▽

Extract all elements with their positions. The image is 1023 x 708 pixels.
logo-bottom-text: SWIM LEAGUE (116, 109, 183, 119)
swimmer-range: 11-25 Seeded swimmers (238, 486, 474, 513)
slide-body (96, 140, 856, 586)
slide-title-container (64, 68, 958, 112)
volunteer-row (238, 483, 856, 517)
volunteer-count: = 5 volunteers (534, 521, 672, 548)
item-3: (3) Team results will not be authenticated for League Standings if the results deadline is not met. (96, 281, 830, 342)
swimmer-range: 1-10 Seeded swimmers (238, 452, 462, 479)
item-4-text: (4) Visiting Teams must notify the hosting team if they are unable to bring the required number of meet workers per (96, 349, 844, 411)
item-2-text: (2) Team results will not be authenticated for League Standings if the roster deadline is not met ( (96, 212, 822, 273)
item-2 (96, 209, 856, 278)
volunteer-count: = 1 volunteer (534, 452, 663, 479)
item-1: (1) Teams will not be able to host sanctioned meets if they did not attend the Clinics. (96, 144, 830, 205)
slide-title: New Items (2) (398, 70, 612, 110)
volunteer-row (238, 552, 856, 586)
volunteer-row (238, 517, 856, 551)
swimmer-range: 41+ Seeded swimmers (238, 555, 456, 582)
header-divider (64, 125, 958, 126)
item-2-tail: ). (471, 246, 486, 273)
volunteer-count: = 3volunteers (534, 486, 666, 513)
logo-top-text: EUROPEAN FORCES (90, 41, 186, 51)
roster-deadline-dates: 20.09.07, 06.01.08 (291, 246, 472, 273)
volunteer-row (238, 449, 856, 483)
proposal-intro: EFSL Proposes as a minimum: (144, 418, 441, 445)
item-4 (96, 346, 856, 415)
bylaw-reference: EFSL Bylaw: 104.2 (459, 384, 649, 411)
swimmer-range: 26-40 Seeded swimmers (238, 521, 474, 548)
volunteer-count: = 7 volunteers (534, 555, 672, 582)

△

## [PROBLEM DETAILS]
Render every line of the rows above as a numbered list, omitting any blank lines.

## [COMPLETE ANSWER]
1. Extract all elements with their positions. The image is 1023 x 708 pixels.
2. logo-bottom-text: SWIM LEAGUE (116, 109, 183, 119)
3. swimmer-range: 11-25 Seeded swimmers (238, 486, 474, 513)
4. slide-body (96, 140, 856, 586)
5. slide-title-container (64, 68, 958, 112)
6. volunteer-row (238, 483, 856, 517)
7. volunteer-count: = 5 volunteers (534, 521, 672, 548)
8. item-3: (3) Team results will not be authenticated for League Standings if the results deadline is not met. (96, 281, 830, 342)
9. swimmer-range: 1-10 Seeded swimmers (238, 452, 462, 479)
10. item-4-text: (4) Visiting Teams must notify the hosting team if they are unable to bring the required number of meet workers per (96, 349, 844, 411)
11. item-2-text: (2) Team results will not be authenticated for League Standings if the roster deadline is not met ( (96, 212, 822, 273)
12. item-2 (96, 209, 856, 278)
13. volunteer-count: = 1 volunteer (534, 452, 663, 479)
14. item-1: (1) Teams will not be able to host sanctioned meets if they did not attend the Clinics. (96, 144, 830, 205)
15. slide-title: New Items (2) (398, 70, 612, 110)
16. volunteer-row (238, 552, 856, 586)
17. volunteer-row (238, 517, 856, 551)
18. swimmer-range: 41+ Seeded swimmers (238, 555, 456, 582)
19. header-divider (64, 125, 958, 126)
20. item-2-tail: ). (471, 246, 486, 273)
21. volunteer-count: = 3volunteers (534, 486, 666, 513)
22. logo-top-text: EUROPEAN FORCES (90, 41, 186, 51)
23. roster-deadline-dates: 20.09.07, 06.01.08 (291, 246, 472, 273)
24. volunteer-row (238, 449, 856, 483)
25. proposal-intro: EFSL Proposes as a minimum: (144, 418, 441, 445)
26. item-4 (96, 346, 856, 415)
27. bylaw-reference: EFSL Bylaw: 104.2 (459, 384, 649, 411)
28. swimmer-range: 26-40 Seeded swimmers (238, 521, 474, 548)
29. volunteer-count: = 7 volunteers (534, 555, 672, 582)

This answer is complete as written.